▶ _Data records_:
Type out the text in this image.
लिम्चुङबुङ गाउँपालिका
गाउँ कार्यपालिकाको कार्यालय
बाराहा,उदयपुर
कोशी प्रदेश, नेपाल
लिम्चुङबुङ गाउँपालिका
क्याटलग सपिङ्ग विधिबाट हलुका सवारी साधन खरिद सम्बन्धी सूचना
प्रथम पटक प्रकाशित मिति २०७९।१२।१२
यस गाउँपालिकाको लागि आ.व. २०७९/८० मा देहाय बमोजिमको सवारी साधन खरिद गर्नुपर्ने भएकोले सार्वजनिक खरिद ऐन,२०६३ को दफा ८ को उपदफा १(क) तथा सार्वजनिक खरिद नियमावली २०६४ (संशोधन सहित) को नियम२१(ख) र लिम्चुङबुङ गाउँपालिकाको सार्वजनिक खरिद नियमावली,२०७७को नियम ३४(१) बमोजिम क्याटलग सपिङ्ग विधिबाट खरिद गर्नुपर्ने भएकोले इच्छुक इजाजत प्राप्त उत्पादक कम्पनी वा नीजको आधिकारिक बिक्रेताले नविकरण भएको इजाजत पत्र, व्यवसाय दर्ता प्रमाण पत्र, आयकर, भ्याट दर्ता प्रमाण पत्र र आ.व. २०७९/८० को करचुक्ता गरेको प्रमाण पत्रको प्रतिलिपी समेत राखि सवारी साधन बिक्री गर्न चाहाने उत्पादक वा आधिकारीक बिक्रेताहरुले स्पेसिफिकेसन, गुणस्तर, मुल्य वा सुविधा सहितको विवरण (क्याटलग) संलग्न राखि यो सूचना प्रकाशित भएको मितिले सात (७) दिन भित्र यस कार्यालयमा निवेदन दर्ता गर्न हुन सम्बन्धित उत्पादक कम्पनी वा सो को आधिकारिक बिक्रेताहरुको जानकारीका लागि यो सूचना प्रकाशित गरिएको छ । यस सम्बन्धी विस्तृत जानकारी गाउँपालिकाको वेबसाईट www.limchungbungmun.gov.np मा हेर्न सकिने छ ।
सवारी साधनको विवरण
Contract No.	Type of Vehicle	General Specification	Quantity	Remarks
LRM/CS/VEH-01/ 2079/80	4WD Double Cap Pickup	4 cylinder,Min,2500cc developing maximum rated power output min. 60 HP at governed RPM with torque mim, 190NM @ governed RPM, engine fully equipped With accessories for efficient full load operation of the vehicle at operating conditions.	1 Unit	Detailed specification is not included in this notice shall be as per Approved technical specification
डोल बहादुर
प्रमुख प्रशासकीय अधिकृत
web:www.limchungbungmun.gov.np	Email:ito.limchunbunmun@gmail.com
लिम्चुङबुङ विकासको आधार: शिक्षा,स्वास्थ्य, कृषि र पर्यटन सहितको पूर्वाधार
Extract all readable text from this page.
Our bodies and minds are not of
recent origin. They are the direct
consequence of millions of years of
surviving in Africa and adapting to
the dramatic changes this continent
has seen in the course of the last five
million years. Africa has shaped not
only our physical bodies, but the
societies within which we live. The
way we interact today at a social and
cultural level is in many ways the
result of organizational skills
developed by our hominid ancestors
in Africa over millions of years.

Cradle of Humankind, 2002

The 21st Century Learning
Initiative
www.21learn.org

▶ _What you are asked to do_: What is the number of lines above that contain "millions"? Answer with that number only.

▶ _Written solution_: 2